* **WHAT THIS TASK INVOLVES**:
Output the records exactly. Include every line.

<<<<

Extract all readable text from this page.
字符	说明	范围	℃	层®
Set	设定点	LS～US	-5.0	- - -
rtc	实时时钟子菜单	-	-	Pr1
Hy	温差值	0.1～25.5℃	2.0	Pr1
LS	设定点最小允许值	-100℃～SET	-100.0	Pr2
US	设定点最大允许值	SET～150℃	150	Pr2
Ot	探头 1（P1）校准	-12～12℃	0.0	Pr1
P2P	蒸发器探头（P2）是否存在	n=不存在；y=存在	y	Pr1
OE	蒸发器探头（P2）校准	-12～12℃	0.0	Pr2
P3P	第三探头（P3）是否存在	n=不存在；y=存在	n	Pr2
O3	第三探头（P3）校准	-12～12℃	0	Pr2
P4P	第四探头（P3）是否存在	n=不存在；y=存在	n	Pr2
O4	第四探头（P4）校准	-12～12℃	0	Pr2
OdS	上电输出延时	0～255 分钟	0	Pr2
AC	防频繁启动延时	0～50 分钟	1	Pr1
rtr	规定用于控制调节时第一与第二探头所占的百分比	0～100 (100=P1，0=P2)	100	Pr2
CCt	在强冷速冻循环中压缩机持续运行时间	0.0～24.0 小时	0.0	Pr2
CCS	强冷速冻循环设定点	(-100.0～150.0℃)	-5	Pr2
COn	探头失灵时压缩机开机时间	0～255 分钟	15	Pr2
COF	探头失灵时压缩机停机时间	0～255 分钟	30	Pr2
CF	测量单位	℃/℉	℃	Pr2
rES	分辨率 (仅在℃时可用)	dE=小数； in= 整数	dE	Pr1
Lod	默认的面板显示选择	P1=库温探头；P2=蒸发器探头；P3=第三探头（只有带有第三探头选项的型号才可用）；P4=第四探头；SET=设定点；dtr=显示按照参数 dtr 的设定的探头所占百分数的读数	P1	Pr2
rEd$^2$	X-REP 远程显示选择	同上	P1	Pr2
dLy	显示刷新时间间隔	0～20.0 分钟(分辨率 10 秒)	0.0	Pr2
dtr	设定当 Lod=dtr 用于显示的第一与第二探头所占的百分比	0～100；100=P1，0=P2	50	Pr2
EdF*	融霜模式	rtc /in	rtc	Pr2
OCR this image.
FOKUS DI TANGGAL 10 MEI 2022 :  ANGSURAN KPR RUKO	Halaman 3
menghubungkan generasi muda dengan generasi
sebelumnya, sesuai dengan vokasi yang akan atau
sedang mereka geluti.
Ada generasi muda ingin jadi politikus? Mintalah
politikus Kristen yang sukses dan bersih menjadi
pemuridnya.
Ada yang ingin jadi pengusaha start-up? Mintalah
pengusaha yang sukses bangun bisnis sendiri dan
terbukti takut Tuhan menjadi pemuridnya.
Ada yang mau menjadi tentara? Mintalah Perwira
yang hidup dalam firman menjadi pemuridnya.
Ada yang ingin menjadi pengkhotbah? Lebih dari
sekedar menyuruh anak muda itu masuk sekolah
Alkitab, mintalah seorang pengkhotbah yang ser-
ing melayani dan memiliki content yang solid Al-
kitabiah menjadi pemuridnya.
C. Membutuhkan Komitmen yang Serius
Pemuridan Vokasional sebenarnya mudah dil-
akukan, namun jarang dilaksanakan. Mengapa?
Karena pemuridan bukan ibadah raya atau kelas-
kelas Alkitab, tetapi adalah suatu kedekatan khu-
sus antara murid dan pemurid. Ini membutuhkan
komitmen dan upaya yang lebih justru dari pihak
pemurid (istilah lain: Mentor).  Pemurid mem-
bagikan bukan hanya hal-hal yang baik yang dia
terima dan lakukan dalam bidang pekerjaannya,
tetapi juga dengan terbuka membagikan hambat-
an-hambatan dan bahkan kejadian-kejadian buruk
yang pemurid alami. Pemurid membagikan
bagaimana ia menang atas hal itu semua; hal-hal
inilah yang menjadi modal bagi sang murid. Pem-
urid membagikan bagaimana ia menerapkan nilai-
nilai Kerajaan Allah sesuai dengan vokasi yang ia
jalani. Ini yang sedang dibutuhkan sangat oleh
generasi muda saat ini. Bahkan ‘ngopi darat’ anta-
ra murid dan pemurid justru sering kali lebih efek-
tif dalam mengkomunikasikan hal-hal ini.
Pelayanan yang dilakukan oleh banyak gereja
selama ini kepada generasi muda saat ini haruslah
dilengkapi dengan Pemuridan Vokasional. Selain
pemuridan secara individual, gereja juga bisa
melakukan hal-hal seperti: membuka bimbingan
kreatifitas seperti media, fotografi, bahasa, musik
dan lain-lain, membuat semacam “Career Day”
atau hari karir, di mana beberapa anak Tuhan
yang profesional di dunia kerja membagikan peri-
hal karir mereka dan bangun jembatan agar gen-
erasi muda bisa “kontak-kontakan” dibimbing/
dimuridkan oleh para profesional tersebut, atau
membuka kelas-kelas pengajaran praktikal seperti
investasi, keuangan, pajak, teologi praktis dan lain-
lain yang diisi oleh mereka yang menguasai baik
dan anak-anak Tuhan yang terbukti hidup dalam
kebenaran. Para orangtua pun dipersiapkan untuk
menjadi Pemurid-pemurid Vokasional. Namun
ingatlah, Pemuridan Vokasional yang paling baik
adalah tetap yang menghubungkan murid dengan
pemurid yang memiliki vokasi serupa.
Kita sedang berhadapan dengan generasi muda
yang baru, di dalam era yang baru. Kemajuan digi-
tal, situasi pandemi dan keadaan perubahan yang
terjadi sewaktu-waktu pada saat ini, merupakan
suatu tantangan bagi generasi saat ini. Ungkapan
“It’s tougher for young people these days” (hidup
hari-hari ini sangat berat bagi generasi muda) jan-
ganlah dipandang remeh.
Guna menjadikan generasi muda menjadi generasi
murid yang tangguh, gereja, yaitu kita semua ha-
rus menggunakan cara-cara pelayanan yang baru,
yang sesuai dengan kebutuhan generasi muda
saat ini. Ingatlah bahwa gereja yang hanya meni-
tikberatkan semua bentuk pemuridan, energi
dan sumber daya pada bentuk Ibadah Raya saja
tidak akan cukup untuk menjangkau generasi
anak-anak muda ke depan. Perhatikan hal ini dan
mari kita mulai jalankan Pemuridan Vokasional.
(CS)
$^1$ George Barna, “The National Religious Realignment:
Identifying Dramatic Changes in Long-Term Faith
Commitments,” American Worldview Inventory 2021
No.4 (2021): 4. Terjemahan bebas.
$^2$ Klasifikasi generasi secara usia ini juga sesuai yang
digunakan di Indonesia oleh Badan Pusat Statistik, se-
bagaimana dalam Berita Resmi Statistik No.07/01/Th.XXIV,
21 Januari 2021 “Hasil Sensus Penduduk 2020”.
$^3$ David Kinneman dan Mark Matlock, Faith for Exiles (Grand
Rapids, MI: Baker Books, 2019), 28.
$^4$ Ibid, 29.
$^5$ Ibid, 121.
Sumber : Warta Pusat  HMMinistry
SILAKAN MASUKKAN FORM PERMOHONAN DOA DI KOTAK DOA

>>>>

* **THE SOLUTION**:
Extract all readable text from this page.
字符	说明	范围	℃	层®
Set	设定点	LS～US	-5.0	- - -
rtc	实时时钟子菜单	-	-	Pr1
Hy	温差值	0.1～25.5℃	2.0	Pr1
LS	设定点最小允许值	-100℃～SET	-100.0	Pr2
US	设定点最大允许值	SET～150℃	150	Pr2
Ot	探头 1（P1）校准	-12～12℃	0.0	Pr1
P2P	蒸发器探头（P2）是否存在	n=不存在；y=存在	y	Pr1
OE	蒸发器探头（P2）校准	-12～12℃	0.0	Pr2
P3P	第三探头（P3）是否存在	n=不存在；y=存在	n	Pr2
O3	第三探头（P3）校准	-12～12℃	0	Pr2
P4P	第四探头（P3）是否存在	n=不存在；y=存在	n	Pr2
O4	第四探头（P4）校准	-12～12℃	0	Pr2
OdS	上电输出延时	0～255 分钟	0	Pr2
AC	防频繁启动延时	0～50 分钟	1	Pr1
rtr	规定用于控制调节时第一与第二探头所占的百分比	0～100 (100=P1，0=P2)	100	Pr2
CCt	在强冷速冻循环中压缩机持续运行时间	0.0～24.0 小时	0.0	Pr2
CCS	强冷速冻循环设定点	(-100.0～150.0℃)	-5	Pr2
COn	探头失灵时压缩机开机时间	0～255 分钟	15	Pr2
COF	探头失灵时压缩机停机时间	0～255 分钟	30	Pr2
CF	测量单位	℃/℉	℃	Pr2
rES	分辨率 (仅在℃时可用)	dE=小数； in= 整数	dE	Pr1
Lod	默认的面板显示选择	P1=库温探头；P2=蒸发器探头；P3=第三探头（只有带有第三探头选项的型号才可用）；P4=第四探头；SET=设定点；dtr=显示按照参数 dtr 的设定的探头所占百分数的读数	P1	Pr2
rEd$^2$	X-REP 远程显示选择	同上	P1	Pr2
dLy	显示刷新时间间隔	0～20.0 分钟(分辨率 10 秒)	0.0	Pr2
dtr	设定当 Lod=dtr 用于显示的第一与第二探头所占的百分比	0～100；100=P1，0=P2	50	Pr2
EdF*	融霜模式	rtc /in	rtc	Pr2
OCR this image.
FOKUS DI TANGGAL 10 MEI 2022 :  ANGSURAN KPR RUKO	Halaman 3
menghubungkan generasi muda dengan generasi
sebelumnya, sesuai dengan vokasi yang akan atau
sedang mereka geluti.
Ada generasi muda ingin jadi politikus? Mintalah
politikus Kristen yang sukses dan bersih menjadi
pemuridnya.
Ada yang ingin jadi pengusaha start-up? Mintalah
pengusaha yang sukses bangun bisnis sendiri dan
terbukti takut Tuhan menjadi pemuridnya.
Ada yang mau menjadi tentara? Mintalah Perwira
yang hidup dalam firman menjadi pemuridnya.
Ada yang ingin menjadi pengkhotbah? Lebih dari
sekedar menyuruh anak muda itu masuk sekolah
Alkitab, mintalah seorang pengkhotbah yang ser-
ing melayani dan memiliki content yang solid Al-
kitabiah menjadi pemuridnya.
C. Membutuhkan Komitmen yang Serius
Pemuridan Vokasional sebenarnya mudah dil-
akukan, namun jarang dilaksanakan. Mengapa?
Karena pemuridan bukan ibadah raya atau kelas-
kelas Alkitab, tetapi adalah suatu kedekatan khu-
sus antara murid dan pemurid. Ini membutuhkan
komitmen dan upaya yang lebih justru dari pihak
pemurid (istilah lain: Mentor).  Pemurid mem-
bagikan bukan hanya hal-hal yang baik yang dia
terima dan lakukan dalam bidang pekerjaannya,
tetapi juga dengan terbuka membagikan hambat-
an-hambatan dan bahkan kejadian-kejadian buruk
yang pemurid alami. Pemurid membagikan
bagaimana ia menang atas hal itu semua; hal-hal
inilah yang menjadi modal bagi sang murid. Pem-
urid membagikan bagaimana ia menerapkan nilai-
nilai Kerajaan Allah sesuai dengan vokasi yang ia
jalani. Ini yang sedang dibutuhkan sangat oleh
generasi muda saat ini. Bahkan ‘ngopi darat’ anta-
ra murid dan pemurid justru sering kali lebih efek-
tif dalam mengkomunikasikan hal-hal ini.
Pelayanan yang dilakukan oleh banyak gereja
selama ini kepada generasi muda saat ini haruslah
dilengkapi dengan Pemuridan Vokasional. Selain
pemuridan secara individual, gereja juga bisa
melakukan hal-hal seperti: membuka bimbingan
kreatifitas seperti media, fotografi, bahasa, musik
dan lain-lain, membuat semacam “Career Day”
atau hari karir, di mana beberapa anak Tuhan
yang profesional di dunia kerja membagikan peri-
hal karir mereka dan bangun jembatan agar gen-
erasi muda bisa “kontak-kontakan” dibimbing/
dimuridkan oleh para profesional tersebut, atau
membuka kelas-kelas pengajaran praktikal seperti
investasi, keuangan, pajak, teologi praktis dan lain-
lain yang diisi oleh mereka yang menguasai baik
dan anak-anak Tuhan yang terbukti hidup dalam
kebenaran. Para orangtua pun dipersiapkan untuk
menjadi Pemurid-pemurid Vokasional. Namun
ingatlah, Pemuridan Vokasional yang paling baik
adalah tetap yang menghubungkan murid dengan
pemurid yang memiliki vokasi serupa.
Kita sedang berhadapan dengan generasi muda
yang baru, di dalam era yang baru. Kemajuan digi-
tal, situasi pandemi dan keadaan perubahan yang
terjadi sewaktu-waktu pada saat ini, merupakan
suatu tantangan bagi generasi saat ini. Ungkapan
“It’s tougher for young people these days” (hidup
hari-hari ini sangat berat bagi generasi muda) jan-
ganlah dipandang remeh.
Guna menjadikan generasi muda menjadi generasi
murid yang tangguh, gereja, yaitu kita semua ha-
rus menggunakan cara-cara pelayanan yang baru,
yang sesuai dengan kebutuhan generasi muda
saat ini. Ingatlah bahwa gereja yang hanya meni-
tikberatkan semua bentuk pemuridan, energi
dan sumber daya pada bentuk Ibadah Raya saja
tidak akan cukup untuk menjangkau generasi
anak-anak muda ke depan. Perhatikan hal ini dan
mari kita mulai jalankan Pemuridan Vokasional.
(CS)
$^1$ George Barna, “The National Religious Realignment:
Identifying Dramatic Changes in Long-Term Faith
Commitments,” American Worldview Inventory 2021
No.4 (2021): 4. Terjemahan bebas.
$^2$ Klasifikasi generasi secara usia ini juga sesuai yang
digunakan di Indonesia oleh Badan Pusat Statistik, se-
bagaimana dalam Berita Resmi Statistik No.07/01/Th.XXIV,
21 Januari 2021 “Hasil Sensus Penduduk 2020”.
$^3$ David Kinneman dan Mark Matlock, Faith for Exiles (Grand
Rapids, MI: Baker Books, 2019), 28.
$^4$ Ibid, 29.
$^5$ Ibid, 121.
Sumber : Warta Pusat  HMMinistry
SILAKAN MASUKKAN FORM PERMOHONAN DOA DI KOTAK DOA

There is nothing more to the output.